• _Information shown_
=-=-=
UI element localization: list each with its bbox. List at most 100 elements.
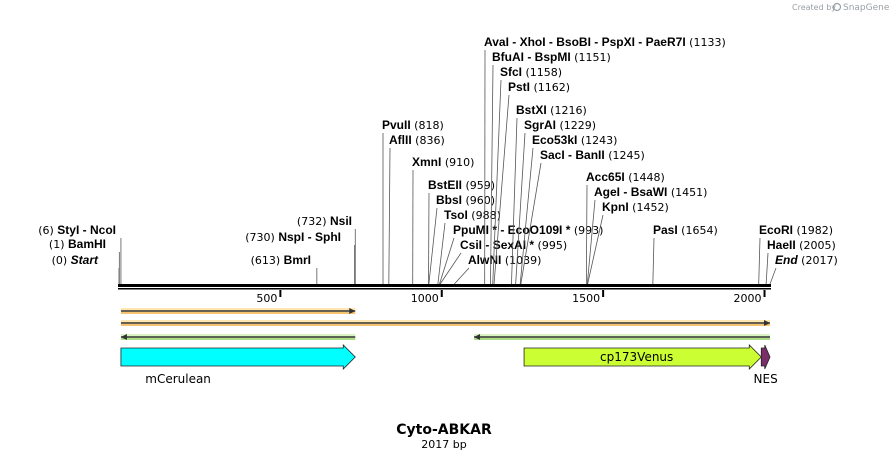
site-aflii[interactable]: AflII (836) — [388, 133, 445, 285]
site-label[interactable]: HaeII (2005) — [767, 238, 836, 252]
site-position: (1245) — [605, 149, 645, 162]
site-enzyme-name: SfcI — [500, 65, 522, 79]
site-enzyme-name: NcoI — [90, 223, 116, 237]
orf-forward-2[interactable] — [120, 320, 771, 326]
site-position: (1982) — [793, 224, 833, 237]
site-label[interactable]: SgrAI (1229) — [524, 118, 596, 132]
site-label[interactable]: CsiI - SexAI * (995) — [460, 238, 567, 252]
site-label[interactable]: AgeI - BsaWI (1451) — [594, 185, 707, 199]
site-position: (1451) — [667, 186, 707, 199]
site-label[interactable]: AvaI - XhoI - BsoBI - PspXI - PaeR7I (11… — [484, 35, 726, 49]
site-enzyme-name: BanII — [575, 148, 604, 162]
site-enzyme-name: BsaWI — [631, 185, 668, 199]
site-haeii[interactable]: HaeII (2005) — [765, 238, 836, 285]
orf-reverse-1[interactable] — [120, 334, 356, 340]
feature-nes[interactable]: NES — [754, 344, 778, 386]
site-label[interactable]: KpnI (1452) — [602, 200, 669, 214]
site-label[interactable]: End (2017) — [775, 253, 838, 267]
site-saci-banii[interactable]: SacI - BanII (1245) — [520, 148, 645, 285]
site-label[interactable]: BstXI (1216) — [516, 103, 587, 117]
site-label[interactable]: (6) StyI - NcoI — [38, 223, 116, 237]
site-avai-group[interactable]: AvaI - XhoI - BsoBI - PspXI - PaeR7I (11… — [484, 35, 726, 285]
site-label[interactable]: (1) BamHI — [49, 237, 106, 251]
backbone-top-strand — [118, 284, 771, 287]
site-bstxi[interactable]: BstXI (1216) — [511, 103, 587, 285]
site-label[interactable]: Eco53kI (1243) — [532, 133, 617, 147]
site-label[interactable]: Acc65I (1448) — [586, 170, 665, 184]
site-label[interactable]: SfcI (1158) — [500, 65, 562, 79]
feature-cp173venus[interactable]: cp173Venus — [523, 344, 762, 370]
site-ecori[interactable]: EcoRI (1982) — [758, 223, 833, 285]
site-label[interactable]: PstI (1162) — [508, 80, 570, 94]
orf-forward-1[interactable] — [120, 308, 356, 314]
site-label[interactable]: (732) NsiI — [297, 214, 352, 228]
site-label[interactable]: BstEII (959) — [428, 178, 495, 192]
site-tsoi[interactable]: TsoI (988) — [437, 208, 501, 285]
site-pasi[interactable]: PasI (1654) — [652, 223, 718, 285]
site-separator: - — [482, 238, 493, 252]
site-acc65i[interactable]: Acc65I (1448) — [585, 170, 665, 285]
site-enzyme-name: PspXI — [602, 35, 635, 49]
site-position: (1216) — [547, 104, 587, 117]
site-styi-ncoi[interactable]: (6) StyI - NcoI — [38, 223, 122, 284]
site-label[interactable]: BfuAI - BspMI (1151) — [492, 50, 611, 64]
site-bamhi[interactable]: (1) BamHI — [49, 237, 120, 284]
snapgene-logo-icon — [832, 2, 842, 12]
site-enzyme-name: NspI — [278, 230, 304, 244]
site-psti[interactable]: PstI (1162) — [493, 80, 570, 285]
site-label[interactable]: XmnI (910) — [412, 155, 474, 169]
site-bmri[interactable]: (613) BmrI — [251, 253, 318, 284]
site-position: (960) — [462, 194, 495, 207]
site-pvuii[interactable]: PvuII (818) — [382, 118, 444, 285]
site-enzyme-name: BsoBI — [556, 35, 591, 49]
site-bsteii[interactable]: BstEII (959) — [428, 178, 495, 285]
orf-reverse-2[interactable] — [474, 334, 770, 340]
ruler-tick-mark — [602, 290, 605, 297]
site-bfuai-bspmi[interactable]: BfuAI - BspMI (1151) — [490, 50, 611, 285]
site-nspi-sphi[interactable]: (730) NspI - SphI — [245, 230, 356, 284]
ruler-ticks: 500 1000 1500 2000 — [256, 290, 766, 305]
ruler-tick-mark — [763, 290, 766, 297]
site-label[interactable]: TsoI (988) — [444, 208, 501, 222]
site-start[interactable]: (0) Start — [52, 253, 120, 284]
site-nsii[interactable]: (732) NsiI — [297, 214, 356, 284]
site-label[interactable]: BbsI (960) — [436, 193, 495, 207]
site-xmni[interactable]: XmnI (910) — [412, 155, 474, 285]
site-position: (818) — [411, 119, 444, 132]
site-enzyme-name: BmrI — [284, 253, 311, 267]
site-label[interactable]: PpuMI * - EcoO109I * (993) — [453, 223, 603, 237]
site-agei-bsawi[interactable]: AgeI - BsaWI (1451) — [586, 185, 707, 285]
site-position: (836) — [412, 134, 445, 147]
site-label[interactable]: PasI (1654) — [653, 223, 718, 237]
site-connector-line — [454, 267, 470, 285]
site-separator: - — [591, 35, 602, 49]
feature-arrow — [523, 344, 762, 370]
site-sfci[interactable]: SfcI (1158) — [492, 65, 562, 285]
site-label[interactable]: (0) Start — [52, 253, 99, 267]
site-label[interactable]: AlwNI (1039) — [468, 253, 541, 267]
site-connector-line — [758, 237, 761, 285]
site-sgrai[interactable]: SgrAI (1229) — [515, 118, 596, 285]
site-label[interactable]: SacI - BanII (1245) — [540, 148, 645, 162]
site-label[interactable]: AflII (836) — [389, 133, 445, 147]
ruler-tick-label: 2000 — [734, 292, 762, 305]
site-kpni[interactable]: KpnI (1452) — [587, 200, 669, 285]
site-position: (1452) — [629, 201, 669, 214]
site-alwni[interactable]: AlwNI (1039) — [454, 253, 541, 285]
site-label[interactable]: (613) BmrI — [251, 253, 311, 267]
site-label[interactable]: EcoRI (1982) — [759, 223, 833, 237]
site-label[interactable]: PvuII (818) — [382, 118, 444, 132]
feature-arrow — [120, 344, 356, 370]
site-enzyme-name: BbsI — [436, 193, 462, 207]
site-connector-line — [437, 222, 446, 285]
site-connector-line — [492, 79, 502, 285]
feature-mcerulean[interactable]: mCerulean — [120, 344, 356, 386]
site-enzyme-name: PvuII — [382, 118, 411, 132]
site-position: (2005) — [796, 239, 836, 252]
site-end[interactable]: End (2017) — [769, 253, 838, 285]
site-bbsi[interactable]: BbsI (960) — [428, 193, 495, 285]
site-position: (1039) — [501, 254, 541, 267]
site-eco53ki[interactable]: Eco53kI (1243) — [519, 133, 617, 285]
site-label[interactable]: (730) NspI - SphI — [245, 230, 341, 244]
=-=-=
• _What needs to be done_
Please reproduce the entries from above exactly; images are not part of the copy.

• _Result of the exercise_
UI element localization: list each with its bbox. List at most 100 elements.
site-aflii[interactable]: AflII (836) — [388, 133, 445, 285]
site-label[interactable]: HaeII (2005) — [767, 238, 836, 252]
site-position: (1245) — [605, 149, 645, 162]
site-enzyme-name: SfcI — [500, 65, 522, 79]
site-enzyme-name: NcoI — [90, 223, 116, 237]
orf-forward-2[interactable] — [120, 320, 771, 326]
site-position: (1982) — [793, 224, 833, 237]
site-label[interactable]: SgrAI (1229) — [524, 118, 596, 132]
site-label[interactable]: CsiI - SexAI * (995) — [460, 238, 567, 252]
site-label[interactable]: AgeI - BsaWI (1451) — [594, 185, 707, 199]
site-position: (1451) — [667, 186, 707, 199]
site-label[interactable]: AvaI - XhoI - BsoBI - PspXI - PaeR7I (11… — [484, 35, 726, 49]
site-enzyme-name: BanII — [575, 148, 604, 162]
site-enzyme-name: BsaWI — [631, 185, 668, 199]
site-haeii[interactable]: HaeII (2005) — [765, 238, 836, 285]
orf-reverse-1[interactable] — [120, 334, 356, 340]
feature-nes[interactable]: NES — [754, 344, 778, 386]
site-label[interactable]: KpnI (1452) — [602, 200, 669, 214]
site-label[interactable]: End (2017) — [775, 253, 838, 267]
site-saci-banii[interactable]: SacI - BanII (1245) — [520, 148, 645, 285]
site-label[interactable]: BstXI (1216) — [516, 103, 587, 117]
site-label[interactable]: (6) StyI - NcoI — [38, 223, 116, 237]
site-avai-group[interactable]: AvaI - XhoI - BsoBI - PspXI - PaeR7I (11… — [484, 35, 726, 285]
site-label[interactable]: (1) BamHI — [49, 237, 106, 251]
backbone-top-strand — [118, 284, 771, 287]
site-bstxi[interactable]: BstXI (1216) — [511, 103, 587, 285]
site-label[interactable]: Eco53kI (1243) — [532, 133, 617, 147]
site-label[interactable]: Acc65I (1448) — [586, 170, 665, 184]
site-label[interactable]: SfcI (1158) — [500, 65, 562, 79]
feature-cp173venus[interactable]: cp173Venus — [523, 344, 762, 370]
site-ecori[interactable]: EcoRI (1982) — [758, 223, 833, 285]
site-label[interactable]: PstI (1162) — [508, 80, 570, 94]
orf-forward-1[interactable] — [120, 308, 356, 314]
site-label[interactable]: (732) NsiI — [297, 214, 352, 228]
site-label[interactable]: BstEII (959) — [428, 178, 495, 192]
site-tsoi[interactable]: TsoI (988) — [437, 208, 501, 285]
site-pasi[interactable]: PasI (1654) — [652, 223, 718, 285]
site-separator: - — [482, 238, 493, 252]
site-acc65i[interactable]: Acc65I (1448) — [585, 170, 665, 285]
site-enzyme-name: PspXI — [602, 35, 635, 49]
site-position: (1216) — [547, 104, 587, 117]
site-styi-ncoi[interactable]: (6) StyI - NcoI — [38, 223, 122, 284]
site-label[interactable]: BfuAI - BspMI (1151) — [492, 50, 611, 64]
site-bamhi[interactable]: (1) BamHI — [49, 237, 120, 284]
snapgene-logo-icon — [832, 2, 842, 12]
site-enzyme-name: NspI — [278, 230, 304, 244]
site-psti[interactable]: PstI (1162) — [493, 80, 570, 285]
site-label[interactable]: XmnI (910) — [412, 155, 474, 169]
site-bmri[interactable]: (613) BmrI — [251, 253, 318, 284]
site-position: (960) — [462, 194, 495, 207]
site-pvuii[interactable]: PvuII (818) — [382, 118, 444, 285]
site-enzyme-name: BsoBI — [556, 35, 591, 49]
site-bsteii[interactable]: BstEII (959) — [428, 178, 495, 285]
orf-reverse-2[interactable] — [474, 334, 770, 340]
ruler-tick-mark — [602, 290, 605, 297]
site-bfuai-bspmi[interactable]: BfuAI - BspMI (1151) — [490, 50, 611, 285]
site-nspi-sphi[interactable]: (730) NspI - SphI — [245, 230, 356, 284]
ruler-ticks: 500 1000 1500 2000 — [256, 290, 766, 305]
ruler-tick-mark — [763, 290, 766, 297]
site-label[interactable]: TsoI (988) — [444, 208, 501, 222]
site-start[interactable]: (0) Start — [52, 253, 120, 284]
site-nsii[interactable]: (732) NsiI — [297, 214, 356, 284]
site-label[interactable]: BbsI (960) — [436, 193, 495, 207]
site-xmni[interactable]: XmnI (910) — [412, 155, 474, 285]
site-position: (818) — [411, 119, 444, 132]
site-enzyme-name: BmrI — [284, 253, 311, 267]
site-label[interactable]: PpuMI * - EcoO109I * (993) — [453, 223, 603, 237]
site-agei-bsawi[interactable]: AgeI - BsaWI (1451) — [586, 185, 707, 285]
site-position: (836) — [412, 134, 445, 147]
site-label[interactable]: PasI (1654) — [653, 223, 718, 237]
site-connector-line — [454, 267, 470, 285]
site-separator: - — [591, 35, 602, 49]
feature-arrow — [523, 344, 762, 370]
site-sfci[interactable]: SfcI (1158) — [492, 65, 562, 285]
site-label[interactable]: (0) Start — [52, 253, 99, 267]
site-label[interactable]: AlwNI (1039) — [468, 253, 541, 267]
site-connector-line — [758, 237, 761, 285]
site-sgrai[interactable]: SgrAI (1229) — [515, 118, 596, 285]
site-label[interactable]: SacI - BanII (1245) — [540, 148, 645, 162]
site-label[interactable]: AflII (836) — [389, 133, 445, 147]
ruler-tick-label: 2000 — [734, 292, 762, 305]
site-kpni[interactable]: KpnI (1452) — [587, 200, 669, 285]
site-position: (1452) — [629, 201, 669, 214]
site-alwni[interactable]: AlwNI (1039) — [454, 253, 541, 285]
site-label[interactable]: (613) BmrI — [251, 253, 311, 267]
site-label[interactable]: EcoRI (1982) — [759, 223, 833, 237]
site-label[interactable]: PvuII (818) — [382, 118, 444, 132]
feature-arrow — [120, 344, 356, 370]
site-enzyme-name: BbsI — [436, 193, 462, 207]
site-connector-line — [437, 222, 446, 285]
site-connector-line — [492, 79, 502, 285]
feature-mcerulean[interactable]: mCerulean — [120, 344, 356, 386]
site-enzyme-name: PvuII — [382, 118, 411, 132]
site-position: (2005) — [796, 239, 836, 252]
site-end[interactable]: End (2017) — [769, 253, 838, 285]
site-bbsi[interactable]: BbsI (960) — [428, 193, 495, 285]
site-position: (1039) — [501, 254, 541, 267]
site-eco53ki[interactable]: Eco53kI (1243) — [519, 133, 617, 285]
site-label[interactable]: (730) NspI - SphI — [245, 230, 341, 244]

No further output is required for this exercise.